[Begin TASK DATA]

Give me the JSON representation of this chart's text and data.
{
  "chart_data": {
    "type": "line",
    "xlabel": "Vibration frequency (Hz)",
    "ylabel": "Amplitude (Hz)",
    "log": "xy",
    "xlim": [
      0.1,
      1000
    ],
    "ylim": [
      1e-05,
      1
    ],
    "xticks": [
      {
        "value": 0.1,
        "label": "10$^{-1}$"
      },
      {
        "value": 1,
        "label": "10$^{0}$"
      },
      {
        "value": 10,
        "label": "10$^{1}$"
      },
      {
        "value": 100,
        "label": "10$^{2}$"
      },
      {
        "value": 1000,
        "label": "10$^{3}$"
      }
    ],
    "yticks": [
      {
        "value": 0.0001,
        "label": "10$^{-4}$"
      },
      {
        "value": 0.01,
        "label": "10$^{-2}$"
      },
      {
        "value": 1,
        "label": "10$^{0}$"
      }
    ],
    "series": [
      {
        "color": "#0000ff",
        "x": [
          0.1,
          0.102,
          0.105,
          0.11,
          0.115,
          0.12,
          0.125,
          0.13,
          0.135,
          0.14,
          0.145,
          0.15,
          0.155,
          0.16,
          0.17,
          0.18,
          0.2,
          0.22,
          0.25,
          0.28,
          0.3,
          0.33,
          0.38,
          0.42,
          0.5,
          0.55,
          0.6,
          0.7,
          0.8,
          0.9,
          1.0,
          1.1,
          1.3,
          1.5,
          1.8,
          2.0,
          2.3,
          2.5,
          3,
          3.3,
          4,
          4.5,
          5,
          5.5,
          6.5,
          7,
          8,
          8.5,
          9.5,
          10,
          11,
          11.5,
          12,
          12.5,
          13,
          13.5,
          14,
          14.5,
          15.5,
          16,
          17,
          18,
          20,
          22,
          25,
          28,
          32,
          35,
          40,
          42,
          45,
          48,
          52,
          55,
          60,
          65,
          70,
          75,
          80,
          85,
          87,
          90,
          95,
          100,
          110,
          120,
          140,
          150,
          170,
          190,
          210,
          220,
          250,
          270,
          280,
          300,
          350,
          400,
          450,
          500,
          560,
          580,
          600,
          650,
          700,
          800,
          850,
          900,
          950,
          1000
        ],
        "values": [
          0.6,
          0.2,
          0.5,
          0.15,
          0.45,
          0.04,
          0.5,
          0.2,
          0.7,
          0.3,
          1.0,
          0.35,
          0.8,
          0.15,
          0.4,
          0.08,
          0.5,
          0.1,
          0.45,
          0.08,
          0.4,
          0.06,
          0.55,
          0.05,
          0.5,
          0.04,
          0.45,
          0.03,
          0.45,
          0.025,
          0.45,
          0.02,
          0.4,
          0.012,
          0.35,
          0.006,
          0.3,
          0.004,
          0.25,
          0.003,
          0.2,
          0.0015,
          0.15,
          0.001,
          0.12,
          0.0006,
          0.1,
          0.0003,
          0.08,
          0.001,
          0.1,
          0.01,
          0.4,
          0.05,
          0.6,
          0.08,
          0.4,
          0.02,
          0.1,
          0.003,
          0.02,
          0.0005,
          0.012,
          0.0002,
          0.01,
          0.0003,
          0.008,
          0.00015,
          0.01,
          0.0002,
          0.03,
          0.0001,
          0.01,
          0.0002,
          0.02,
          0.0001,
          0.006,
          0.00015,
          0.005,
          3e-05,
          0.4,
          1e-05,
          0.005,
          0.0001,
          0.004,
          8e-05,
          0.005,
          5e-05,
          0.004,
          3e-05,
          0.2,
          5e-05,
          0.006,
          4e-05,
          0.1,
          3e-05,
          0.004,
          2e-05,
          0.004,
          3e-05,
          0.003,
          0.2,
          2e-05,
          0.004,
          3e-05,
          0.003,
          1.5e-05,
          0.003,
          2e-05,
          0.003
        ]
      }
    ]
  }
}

[End TASK DATA]

Quote all the records. Keep every word exact.

Give me the JSON representation of this chart's text and data.
{
  "chart_data": {
    "type": "line",
    "xlabel": "Vibration frequency (Hz)",
    "ylabel": "Amplitude (Hz)",
    "log": "xy",
    "xlim": [
      0.1,
      1000
    ],
    "ylim": [
      1e-05,
      1
    ],
    "xticks": [
      {
        "value": 0.1,
        "label": "10$^{-1}$"
      },
      {
        "value": 1,
        "label": "10$^{0}$"
      },
      {
        "value": 10,
        "label": "10$^{1}$"
      },
      {
        "value": 100,
        "label": "10$^{2}$"
      },
      {
        "value": 1000,
        "label": "10$^{3}$"
      }
    ],
    "yticks": [
      {
        "value": 0.0001,
        "label": "10$^{-4}$"
      },
      {
        "value": 0.01,
        "label": "10$^{-2}$"
      },
      {
        "value": 1,
        "label": "10$^{0}$"
      }
    ],
    "series": [
      {
        "color": "#0000ff",
        "x": [
          0.1,
          0.102,
          0.105,
          0.11,
          0.115,
          0.12,
          0.125,
          0.13,
          0.135,
          0.14,
          0.145,
          0.15,
          0.155,
          0.16,
          0.17,
          0.18,
          0.2,
          0.22,
          0.25,
          0.28,
          0.3,
          0.33,
          0.38,
          0.42,
          0.5,
          0.55,
          0.6,
          0.7,
          0.8,
          0.9,
          1.0,
          1.1,
          1.3,
          1.5,
          1.8,
          2.0,
          2.3,
          2.5,
          3,
          3.3,
          4,
          4.5,
          5,
          5.5,
          6.5,
          7,
          8,
          8.5,
          9.5,
          10,
          11,
          11.5,
          12,
          12.5,
          13,
          13.5,
          14,
          14.5,
          15.5,
          16,
          17,
          18,
          20,
          22,
          25,
          28,
          32,
          35,
          40,
          42,
          45,
          48,
          52,
          55,
          60,
          65,
          70,
          75,
          80,
          85,
          87,
          90,
          95,
          100,
          110,
          120,
          140,
          150,
          170,
          190,
          210,
          220,
          250,
          270,
          280,
          300,
          350,
          400,
          450,
          500,
          560,
          580,
          600,
          650,
          700,
          800,
          850,
          900,
          950,
          1000
        ],
        "values": [
          0.6,
          0.2,
          0.5,
          0.15,
          0.45,
          0.04,
          0.5,
          0.2,
          0.7,
          0.3,
          1.0,
          0.35,
          0.8,
          0.15,
          0.4,
          0.08,
          0.5,
          0.1,
          0.45,
          0.08,
          0.4,
          0.06,
          0.55,
          0.05,
          0.5,
          0.04,
          0.45,
          0.03,
          0.45,
          0.025,
          0.45,
          0.02,
          0.4,
          0.012,
          0.35,
          0.006,
          0.3,
          0.004,
          0.25,
          0.003,
          0.2,
          0.0015,
          0.15,
          0.001,
          0.12,
          0.0006,
          0.1,
          0.0003,
          0.08,
          0.001,
          0.1,
          0.01,
          0.4,
          0.05,
          0.6,
          0.08,
          0.4,
          0.02,
          0.1,
          0.003,
          0.02,
          0.0005,
          0.012,
          0.0002,
          0.01,
          0.0003,
          0.008,
          0.00015,
          0.01,
          0.0002,
          0.03,
          0.0001,
          0.01,
          0.0002,
          0.02,
          0.0001,
          0.006,
          0.00015,
          0.005,
          3e-05,
          0.4,
          1e-05,
          0.005,
          0.0001,
          0.004,
          8e-05,
          0.005,
          5e-05,
          0.004,
          3e-05,
          0.2,
          5e-05,
          0.006,
          4e-05,
          0.1,
          3e-05,
          0.004,
          2e-05,
          0.004,
          3e-05,
          0.003,
          0.2,
          2e-05,
          0.004,
          3e-05,
          0.003,
          1.5e-05,
          0.003,
          2e-05,
          0.003
        ]
      }
    ]
  }
}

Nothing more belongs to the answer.